_SUPPLIED PASSAGE_.
--- BEGIN ---

In a March 1 op-ed in the Washington Post Columbia economist Jeffrey Sachs made his pitch to be the next president of the World Bank promising to “lead the bank into a new era of problem-solving.” John Cavanaugh and Robin Broad have laid out a raft of righteous concerns about Sachs’s candidacy. The “solutions” Sachs proposes to poverty, they point out, can be summed up in the not very-new words: “aid” and “trade.”  As if that wasn’t bad enough, there’s Sachs’s other favorite problem solver: population control. That’s taking us to a new era, alright: right back to the nineteenth century of Thomas Malthus.

Sachs presented five Reith lectures titled “Bursting at the Seams” in 2007 in which he hit on several of his proposed solutions, among them trade, aid, new technologies and "stabilizing population." “The evidence is overwhelming that it’s possible and necessary to have a rapid demographic transition on a voluntary basis to greatly reduce fertility rates in poor countries." He reiterated that point more forcefully in an op-ed for CNN last October. “How can we enjoy sustainable development on a very crowded planet?” He asked.

Given the options, Sachs’s same-old pro-privatization development policies will be greeted as enlightened, none so more than his position on “reducing fertility.” He’s not promoting mandatory sterilization, after all, and he’s in tune with a growing crowd that’s recycling old population myths for the new save-the-planet context. But while growing population in poor countries certainly has its environmental impacts, globally, high level consumption lifestyles in rich countries are doing much more damage. The average consumer worldwide eats up 22kg of resources each day. The average African consumes less than half that while the average American consumers almost ten times the global standard. Bill McKibben’s called first world consumerism not third world population growth enemy number one. The problem is denial and Jeff Sachs’ approach won’t help.

--- END ---

_RECORDS_.
--- BEGIN ---

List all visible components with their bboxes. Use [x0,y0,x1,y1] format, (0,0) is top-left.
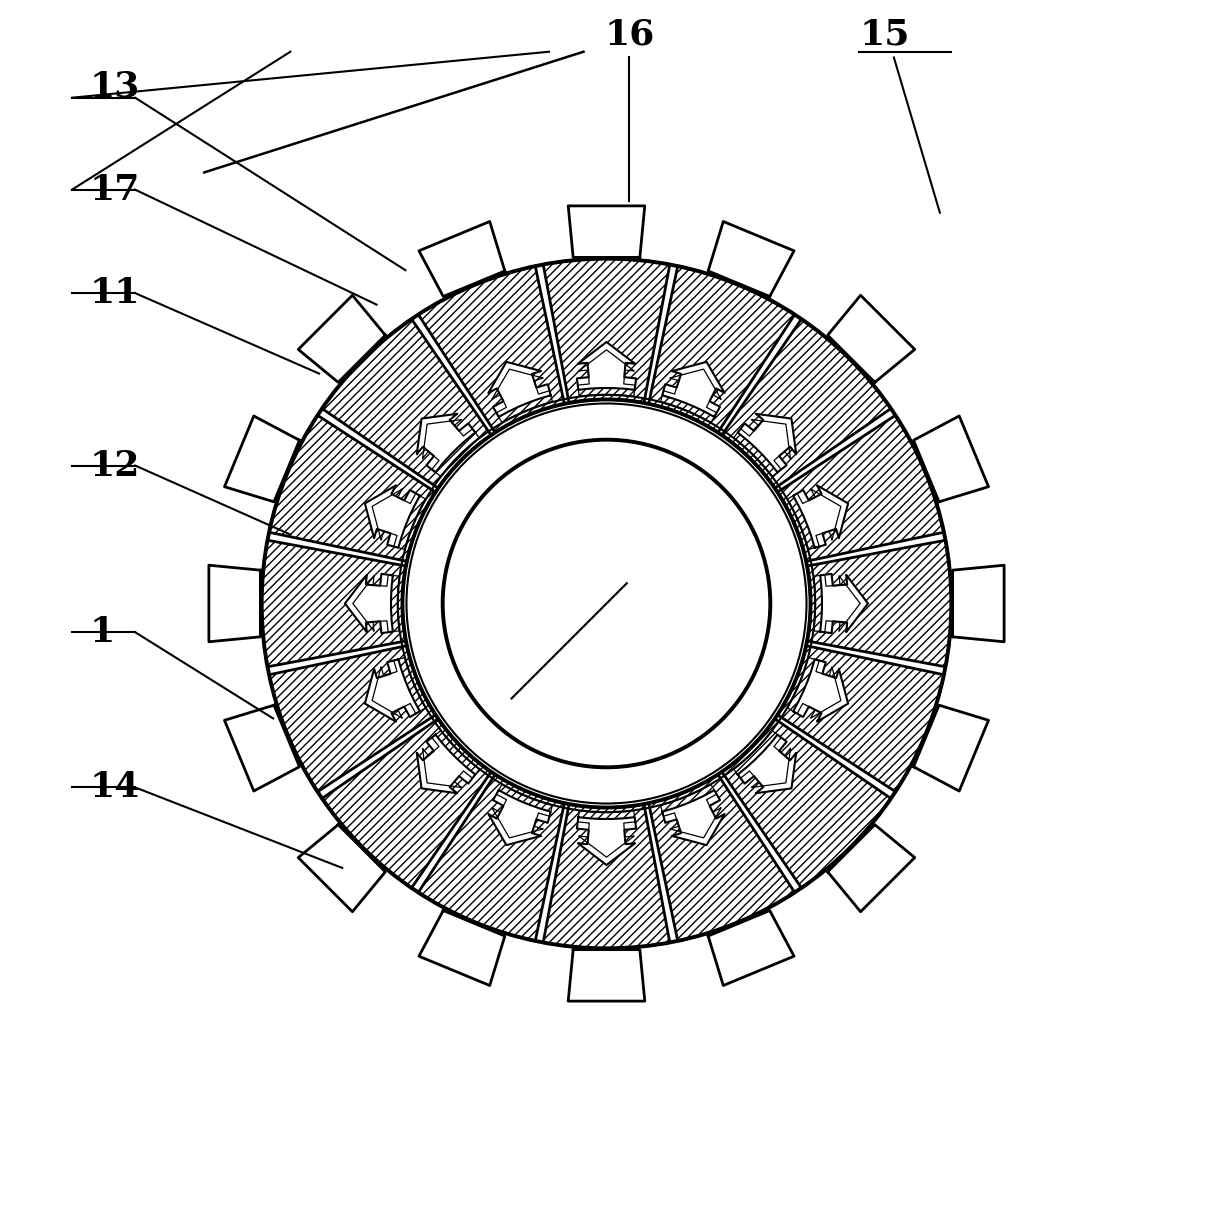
Polygon shape [418,222,505,297]
Polygon shape [417,414,475,472]
Wedge shape [778,415,944,561]
Polygon shape [708,910,795,985]
Polygon shape [793,659,848,722]
Circle shape [443,439,770,768]
Polygon shape [827,824,915,911]
Polygon shape [913,416,989,502]
Polygon shape [577,342,636,390]
Text: 11: 11 [90,276,139,310]
Polygon shape [489,791,551,845]
Wedge shape [262,541,406,666]
Polygon shape [298,824,386,911]
Wedge shape [722,319,892,488]
Text: 14: 14 [90,770,139,804]
Wedge shape [722,719,892,888]
Text: 12: 12 [90,449,139,483]
Polygon shape [365,659,420,722]
Wedge shape [649,266,795,432]
Polygon shape [344,573,393,634]
Polygon shape [827,296,915,383]
Wedge shape [649,775,795,941]
Polygon shape [793,485,848,548]
Polygon shape [298,296,386,383]
Polygon shape [913,705,989,791]
Text: 1: 1 [90,616,114,649]
Wedge shape [807,541,951,666]
Wedge shape [778,646,944,792]
Polygon shape [820,573,869,634]
Polygon shape [708,222,795,297]
Polygon shape [418,910,505,985]
Wedge shape [321,719,491,888]
Polygon shape [417,735,475,793]
Polygon shape [662,791,724,845]
Polygon shape [209,565,261,642]
Circle shape [176,173,1037,1034]
Polygon shape [577,817,636,865]
Polygon shape [568,206,645,257]
Text: 17: 17 [90,173,139,206]
Polygon shape [738,414,796,472]
Polygon shape [662,362,724,416]
Wedge shape [269,415,435,561]
Wedge shape [418,266,564,432]
Polygon shape [365,485,420,548]
Polygon shape [738,735,796,793]
Polygon shape [224,705,300,791]
Wedge shape [418,775,564,941]
Polygon shape [224,416,300,502]
Wedge shape [543,258,670,403]
Wedge shape [543,804,670,949]
Text: 13: 13 [90,69,139,104]
Wedge shape [321,319,491,488]
Wedge shape [269,646,435,792]
Polygon shape [489,362,551,416]
Polygon shape [952,565,1004,642]
Text: 15: 15 [859,18,910,52]
Polygon shape [568,950,645,1001]
Text: 16: 16 [604,18,655,52]
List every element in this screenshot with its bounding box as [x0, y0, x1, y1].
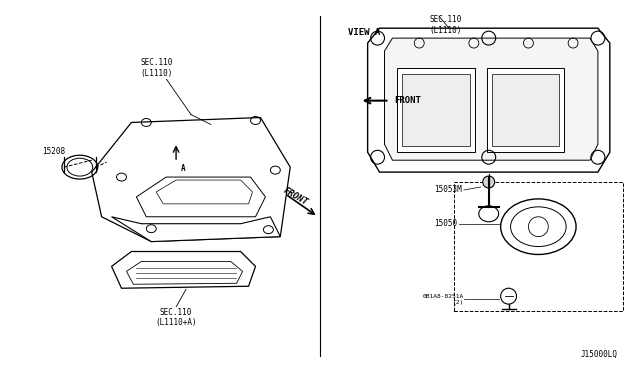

--- END ---

_PROBLEMS TO SOLVE_.
**A.** Name every person mentioned in the commentary on Jeffrey Sachs.
**B.** From the listing, extract the lines starting with the line containing "Polygon shape [418,222,505,297]" and going on through the line containing "Wedge shape [722,719,892,888]".
The listing has no connection to the commentary on Jeffrey Sachs.

_ANSWERS BY TASK_.
**A.** Jeffrey Sachs, John Cavanaugh, Robin Broad, Thomas Malthus, Bill McKibben

**B.**
Polygon shape [418,222,505,297]
Polygon shape [417,414,475,472]
Wedge shape [778,415,944,561]
Polygon shape [708,910,795,985]
Polygon shape [793,659,848,722]
Circle shape [443,439,770,768]
Polygon shape [827,824,915,911]
Polygon shape [913,416,989,502]
Polygon shape [577,342,636,390]
Text: 11: 11 [90,276,139,310]
Polygon shape [489,791,551,845]
Wedge shape [262,541,406,666]
Polygon shape [298,824,386,911]
Wedge shape [722,319,892,488]
Text: 14: 14 [90,770,139,804]
Wedge shape [722,719,892,888]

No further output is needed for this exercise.